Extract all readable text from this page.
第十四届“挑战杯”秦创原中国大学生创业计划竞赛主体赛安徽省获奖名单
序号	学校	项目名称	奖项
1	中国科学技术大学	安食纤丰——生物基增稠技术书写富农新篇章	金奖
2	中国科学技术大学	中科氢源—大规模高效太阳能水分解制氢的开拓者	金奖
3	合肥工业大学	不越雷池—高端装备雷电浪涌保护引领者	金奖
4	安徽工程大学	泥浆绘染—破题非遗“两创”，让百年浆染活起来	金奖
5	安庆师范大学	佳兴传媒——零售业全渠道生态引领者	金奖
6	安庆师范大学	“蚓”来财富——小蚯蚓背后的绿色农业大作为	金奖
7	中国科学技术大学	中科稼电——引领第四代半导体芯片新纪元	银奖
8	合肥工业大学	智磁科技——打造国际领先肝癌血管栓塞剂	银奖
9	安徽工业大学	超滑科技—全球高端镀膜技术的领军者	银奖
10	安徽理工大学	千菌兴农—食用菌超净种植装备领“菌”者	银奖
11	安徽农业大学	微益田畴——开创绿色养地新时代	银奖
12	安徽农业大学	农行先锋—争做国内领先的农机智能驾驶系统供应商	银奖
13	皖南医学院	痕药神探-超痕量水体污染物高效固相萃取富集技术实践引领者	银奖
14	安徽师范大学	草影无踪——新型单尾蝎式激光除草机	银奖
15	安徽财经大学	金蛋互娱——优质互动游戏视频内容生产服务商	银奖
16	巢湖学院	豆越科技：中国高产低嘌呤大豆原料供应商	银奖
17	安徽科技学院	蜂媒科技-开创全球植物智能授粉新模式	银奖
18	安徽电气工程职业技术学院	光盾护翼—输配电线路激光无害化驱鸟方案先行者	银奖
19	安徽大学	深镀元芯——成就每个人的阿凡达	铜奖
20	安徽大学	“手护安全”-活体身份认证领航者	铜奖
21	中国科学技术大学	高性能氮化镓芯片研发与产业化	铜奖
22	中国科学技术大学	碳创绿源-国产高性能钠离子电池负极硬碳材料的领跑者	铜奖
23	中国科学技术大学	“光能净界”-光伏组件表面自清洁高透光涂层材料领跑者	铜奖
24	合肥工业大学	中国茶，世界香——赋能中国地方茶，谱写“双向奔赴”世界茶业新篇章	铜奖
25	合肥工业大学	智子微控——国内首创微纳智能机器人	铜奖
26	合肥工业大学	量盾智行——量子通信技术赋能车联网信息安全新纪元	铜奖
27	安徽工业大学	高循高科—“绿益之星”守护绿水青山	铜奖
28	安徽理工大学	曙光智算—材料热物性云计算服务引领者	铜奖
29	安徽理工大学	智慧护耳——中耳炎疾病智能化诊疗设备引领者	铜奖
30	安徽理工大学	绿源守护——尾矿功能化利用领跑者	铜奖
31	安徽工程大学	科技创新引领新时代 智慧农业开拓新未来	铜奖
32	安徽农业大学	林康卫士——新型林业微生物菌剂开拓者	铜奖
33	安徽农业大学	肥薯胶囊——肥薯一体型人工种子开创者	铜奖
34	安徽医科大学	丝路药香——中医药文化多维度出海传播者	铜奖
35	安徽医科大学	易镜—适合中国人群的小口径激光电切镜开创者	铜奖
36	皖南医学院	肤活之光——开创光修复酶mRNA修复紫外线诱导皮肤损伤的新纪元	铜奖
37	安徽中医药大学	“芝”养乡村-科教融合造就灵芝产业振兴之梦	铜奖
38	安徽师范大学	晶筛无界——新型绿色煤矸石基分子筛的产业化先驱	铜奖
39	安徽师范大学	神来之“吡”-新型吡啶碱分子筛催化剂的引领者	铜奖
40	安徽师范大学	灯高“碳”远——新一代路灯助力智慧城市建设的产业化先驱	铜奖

### What to do
Find the string "安徽医科大学" in the records, then copy each line where it occurs.

### Solution for this problem
34	安徽医科大学	丝路药香——中医药文化多维度出海传播者	铜奖
35	安徽医科大学	易镜—适合中国人群的小口径激光电切镜开创者	铜奖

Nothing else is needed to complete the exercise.